▶ [What you have to do] Write out the whole of the material exactly.

▶ [Given information]
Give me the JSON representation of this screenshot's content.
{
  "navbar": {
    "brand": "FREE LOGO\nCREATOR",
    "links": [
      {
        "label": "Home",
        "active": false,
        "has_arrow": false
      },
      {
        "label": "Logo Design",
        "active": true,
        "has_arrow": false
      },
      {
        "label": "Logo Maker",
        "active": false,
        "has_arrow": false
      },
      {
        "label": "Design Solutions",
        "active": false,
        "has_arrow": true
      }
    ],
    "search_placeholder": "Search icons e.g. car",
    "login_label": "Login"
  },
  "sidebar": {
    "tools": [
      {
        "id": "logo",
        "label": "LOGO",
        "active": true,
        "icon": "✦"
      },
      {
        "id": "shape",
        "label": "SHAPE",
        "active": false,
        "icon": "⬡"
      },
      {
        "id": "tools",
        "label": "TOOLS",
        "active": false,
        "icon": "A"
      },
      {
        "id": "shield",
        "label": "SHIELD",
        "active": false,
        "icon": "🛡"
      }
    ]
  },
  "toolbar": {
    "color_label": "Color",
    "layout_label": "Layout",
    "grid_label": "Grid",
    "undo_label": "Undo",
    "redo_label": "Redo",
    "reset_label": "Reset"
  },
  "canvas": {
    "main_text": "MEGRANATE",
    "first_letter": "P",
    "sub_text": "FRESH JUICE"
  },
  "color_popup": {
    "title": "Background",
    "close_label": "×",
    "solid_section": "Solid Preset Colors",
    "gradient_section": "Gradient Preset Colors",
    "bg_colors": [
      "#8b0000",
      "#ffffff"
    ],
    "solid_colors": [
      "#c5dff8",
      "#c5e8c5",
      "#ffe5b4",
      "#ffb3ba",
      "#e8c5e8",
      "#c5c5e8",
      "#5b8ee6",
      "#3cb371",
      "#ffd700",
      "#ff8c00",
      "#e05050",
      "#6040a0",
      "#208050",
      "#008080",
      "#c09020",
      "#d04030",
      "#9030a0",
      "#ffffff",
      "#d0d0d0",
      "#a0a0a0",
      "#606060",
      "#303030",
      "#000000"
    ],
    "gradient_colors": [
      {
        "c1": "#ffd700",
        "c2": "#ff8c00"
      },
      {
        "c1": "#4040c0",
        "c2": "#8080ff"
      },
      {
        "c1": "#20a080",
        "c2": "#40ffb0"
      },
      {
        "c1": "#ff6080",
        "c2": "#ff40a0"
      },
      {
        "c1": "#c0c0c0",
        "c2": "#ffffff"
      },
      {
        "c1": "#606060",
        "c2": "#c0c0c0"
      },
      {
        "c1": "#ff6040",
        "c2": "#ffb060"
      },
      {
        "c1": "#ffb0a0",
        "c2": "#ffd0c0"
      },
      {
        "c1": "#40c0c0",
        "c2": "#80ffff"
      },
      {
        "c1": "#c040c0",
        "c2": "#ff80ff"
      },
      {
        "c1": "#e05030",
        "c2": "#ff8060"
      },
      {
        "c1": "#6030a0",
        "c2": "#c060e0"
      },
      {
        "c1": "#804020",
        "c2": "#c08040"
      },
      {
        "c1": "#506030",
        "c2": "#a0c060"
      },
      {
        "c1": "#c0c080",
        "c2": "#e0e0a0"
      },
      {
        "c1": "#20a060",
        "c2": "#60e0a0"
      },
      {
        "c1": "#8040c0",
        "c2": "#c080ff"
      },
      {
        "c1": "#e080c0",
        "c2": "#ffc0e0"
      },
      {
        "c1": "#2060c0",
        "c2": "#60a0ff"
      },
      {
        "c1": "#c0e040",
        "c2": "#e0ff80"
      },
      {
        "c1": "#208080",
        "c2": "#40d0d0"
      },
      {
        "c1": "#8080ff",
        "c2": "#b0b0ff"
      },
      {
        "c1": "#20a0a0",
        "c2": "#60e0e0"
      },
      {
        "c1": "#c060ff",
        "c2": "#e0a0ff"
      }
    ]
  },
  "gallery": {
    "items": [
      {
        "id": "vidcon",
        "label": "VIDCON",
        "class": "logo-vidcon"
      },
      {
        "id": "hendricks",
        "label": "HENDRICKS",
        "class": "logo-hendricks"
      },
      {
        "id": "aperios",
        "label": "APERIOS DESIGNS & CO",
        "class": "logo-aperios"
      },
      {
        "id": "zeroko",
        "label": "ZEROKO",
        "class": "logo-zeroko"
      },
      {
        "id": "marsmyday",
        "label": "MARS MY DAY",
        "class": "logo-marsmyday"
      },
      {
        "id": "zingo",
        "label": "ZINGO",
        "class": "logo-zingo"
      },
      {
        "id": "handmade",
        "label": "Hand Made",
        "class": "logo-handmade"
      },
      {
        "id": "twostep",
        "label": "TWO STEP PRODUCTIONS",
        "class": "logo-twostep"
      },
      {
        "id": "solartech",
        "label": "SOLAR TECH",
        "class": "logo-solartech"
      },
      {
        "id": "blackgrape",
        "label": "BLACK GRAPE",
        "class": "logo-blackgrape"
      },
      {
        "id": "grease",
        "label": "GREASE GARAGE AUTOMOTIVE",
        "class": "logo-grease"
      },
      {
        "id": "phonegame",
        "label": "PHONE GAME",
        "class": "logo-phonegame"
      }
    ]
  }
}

▶ [The answer]
Give me the JSON representation of this screenshot's content.
{
  "navbar": {
    "brand": "FREE LOGO\nCREATOR",
    "links": [
      {
        "label": "Home",
        "active": false,
        "has_arrow": false
      },
      {
        "label": "Logo Design",
        "active": true,
        "has_arrow": false
      },
      {
        "label": "Logo Maker",
        "active": false,
        "has_arrow": false
      },
      {
        "label": "Design Solutions",
        "active": false,
        "has_arrow": true
      }
    ],
    "search_placeholder": "Search icons e.g. car",
    "login_label": "Login"
  },
  "sidebar": {
    "tools": [
      {
        "id": "logo",
        "label": "LOGO",
        "active": true,
        "icon": "✦"
      },
      {
        "id": "shape",
        "label": "SHAPE",
        "active": false,
        "icon": "⬡"
      },
      {
        "id": "tools",
        "label": "TOOLS",
        "active": false,
        "icon": "A"
      },
      {
        "id": "shield",
        "label": "SHIELD",
        "active": false,
        "icon": "🛡"
      }
    ]
  },
  "toolbar": {
    "color_label": "Color",
    "layout_label": "Layout",
    "grid_label": "Grid",
    "undo_label": "Undo",
    "redo_label": "Redo",
    "reset_label": "Reset"
  },
  "canvas": {
    "main_text": "MEGRANATE",
    "first_letter": "P",
    "sub_text": "FRESH JUICE"
  },
  "color_popup": {
    "title": "Background",
    "close_label": "×",
    "solid_section": "Solid Preset Colors",
    "gradient_section": "Gradient Preset Colors",
    "bg_colors": [
      "#8b0000",
      "#ffffff"
    ],
    "solid_colors": [
      "#c5dff8",
      "#c5e8c5",
      "#ffe5b4",
      "#ffb3ba",
      "#e8c5e8",
      "#c5c5e8",
      "#5b8ee6",
      "#3cb371",
      "#ffd700",
      "#ff8c00",
      "#e05050",
      "#6040a0",
      "#208050",
      "#008080",
      "#c09020",
      "#d04030",
      "#9030a0",
      "#ffffff",
      "#d0d0d0",
      "#a0a0a0",
      "#606060",
      "#303030",
      "#000000"
    ],
    "gradient_colors": [
      {
        "c1": "#ffd700",
        "c2": "#ff8c00"
      },
      {
        "c1": "#4040c0",
        "c2": "#8080ff"
      },
      {
        "c1": "#20a080",
        "c2": "#40ffb0"
      },
      {
        "c1": "#ff6080",
        "c2": "#ff40a0"
      },
      {
        "c1": "#c0c0c0",
        "c2": "#ffffff"
      },
      {
        "c1": "#606060",
        "c2": "#c0c0c0"
      },
      {
        "c1": "#ff6040",
        "c2": "#ffb060"
      },
      {
        "c1": "#ffb0a0",
        "c2": "#ffd0c0"
      },
      {
        "c1": "#40c0c0",
        "c2": "#80ffff"
      },
      {
        "c1": "#c040c0",
        "c2": "#ff80ff"
      },
      {
        "c1": "#e05030",
        "c2": "#ff8060"
      },
      {
        "c1": "#6030a0",
        "c2": "#c060e0"
      },
      {
        "c1": "#804020",
        "c2": "#c08040"
      },
      {
        "c1": "#506030",
        "c2": "#a0c060"
      },
      {
        "c1": "#c0c080",
        "c2": "#e0e0a0"
      },
      {
        "c1": "#20a060",
        "c2": "#60e0a0"
      },
      {
        "c1": "#8040c0",
        "c2": "#c080ff"
      },
      {
        "c1": "#e080c0",
        "c2": "#ffc0e0"
      },
      {
        "c1": "#2060c0",
        "c2": "#60a0ff"
      },
      {
        "c1": "#c0e040",
        "c2": "#e0ff80"
      },
      {
        "c1": "#208080",
        "c2": "#40d0d0"
      },
      {
        "c1": "#8080ff",
        "c2": "#b0b0ff"
      },
      {
        "c1": "#20a0a0",
        "c2": "#60e0e0"
      },
      {
        "c1": "#c060ff",
        "c2": "#e0a0ff"
      }
    ]
  },
  "gallery": {
    "items": [
      {
        "id": "vidcon",
        "label": "VIDCON",
        "class": "logo-vidcon"
      },
      {
        "id": "hendricks",
        "label": "HENDRICKS",
        "class": "logo-hendricks"
      },
      {
        "id": "aperios",
        "label": "APERIOS DESIGNS & CO",
        "class": "logo-aperios"
      },
      {
        "id": "zeroko",
        "label": "ZEROKO",
        "class": "logo-zeroko"
      },
      {
        "id": "marsmyday",
        "label": "MARS MY DAY",
        "class": "logo-marsmyday"
      },
      {
        "id": "zingo",
        "label": "ZINGO",
        "class": "logo-zingo"
      },
      {
        "id": "handmade",
        "label": "Hand Made",
        "class": "logo-handmade"
      },
      {
        "id": "twostep",
        "label": "TWO STEP PRODUCTIONS",
        "class": "logo-twostep"
      },
      {
        "id": "solartech",
        "label": "SOLAR TECH",
        "class": "logo-solartech"
      },
      {
        "id": "blackgrape",
        "label": "BLACK GRAPE",
        "class": "logo-blackgrape"
      },
      {
        "id": "grease",
        "label": "GREASE GARAGE AUTOMOTIVE",
        "class": "logo-grease"
      },
      {
        "id": "phonegame",
        "label": "PHONE GAME",
        "class": "logo-phonegame"
      }
    ]
  }
}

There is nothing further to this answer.